══ Data to process
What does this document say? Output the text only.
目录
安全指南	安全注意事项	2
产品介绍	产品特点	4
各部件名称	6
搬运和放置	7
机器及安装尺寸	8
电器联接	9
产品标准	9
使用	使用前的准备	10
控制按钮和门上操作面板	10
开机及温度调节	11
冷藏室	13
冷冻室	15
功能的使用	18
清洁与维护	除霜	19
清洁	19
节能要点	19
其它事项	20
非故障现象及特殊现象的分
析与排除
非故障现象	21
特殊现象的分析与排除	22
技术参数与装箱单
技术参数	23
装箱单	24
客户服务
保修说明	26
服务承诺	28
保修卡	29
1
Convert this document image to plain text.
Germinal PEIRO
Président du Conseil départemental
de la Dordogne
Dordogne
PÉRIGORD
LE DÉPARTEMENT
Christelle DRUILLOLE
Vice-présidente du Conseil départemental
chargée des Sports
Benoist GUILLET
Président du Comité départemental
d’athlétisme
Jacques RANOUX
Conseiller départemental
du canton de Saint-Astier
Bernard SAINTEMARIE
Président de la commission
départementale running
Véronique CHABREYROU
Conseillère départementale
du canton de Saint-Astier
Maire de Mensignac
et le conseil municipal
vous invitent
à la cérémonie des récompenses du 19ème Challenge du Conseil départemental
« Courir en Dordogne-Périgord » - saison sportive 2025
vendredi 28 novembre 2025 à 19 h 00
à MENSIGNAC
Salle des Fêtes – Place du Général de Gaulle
════
### Task goal
Every entry must be retyped in full, exactly as given.

### Exercise answer
What does this document say? Output the text only.
目录
安全指南	安全注意事项	2
产品介绍	产品特点	4
各部件名称	6
搬运和放置	7
机器及安装尺寸	8
电器联接	9
产品标准	9
使用	使用前的准备	10
控制按钮和门上操作面板	10
开机及温度调节	11
冷藏室	13
冷冻室	15
功能的使用	18
清洁与维护	除霜	19
清洁	19
节能要点	19
其它事项	20
非故障现象及特殊现象的分
析与排除
非故障现象	21
特殊现象的分析与排除	22
技术参数与装箱单
技术参数	23
装箱单	24
客户服务
保修说明	26
服务承诺	28
保修卡	29
1
Convert this document image to plain text.
Germinal PEIRO
Président du Conseil départemental
de la Dordogne
Dordogne
PÉRIGORD
LE DÉPARTEMENT
Christelle DRUILLOLE
Vice-présidente du Conseil départemental
chargée des Sports
Benoist GUILLET
Président du Comité départemental
d’athlétisme
Jacques RANOUX
Conseiller départemental
du canton de Saint-Astier
Bernard SAINTEMARIE
Président de la commission
départementale running
Véronique CHABREYROU
Conseillère départementale
du canton de Saint-Astier
Maire de Mensignac
et le conseil municipal
vous invitent
à la cérémonie des récompenses du 19ème Challenge du Conseil départemental
« Courir en Dordogne-Périgord » - saison sportive 2025
vendredi 28 novembre 2025 à 19 h 00
à MENSIGNAC
Salle des Fêtes – Place du Général de Gaulle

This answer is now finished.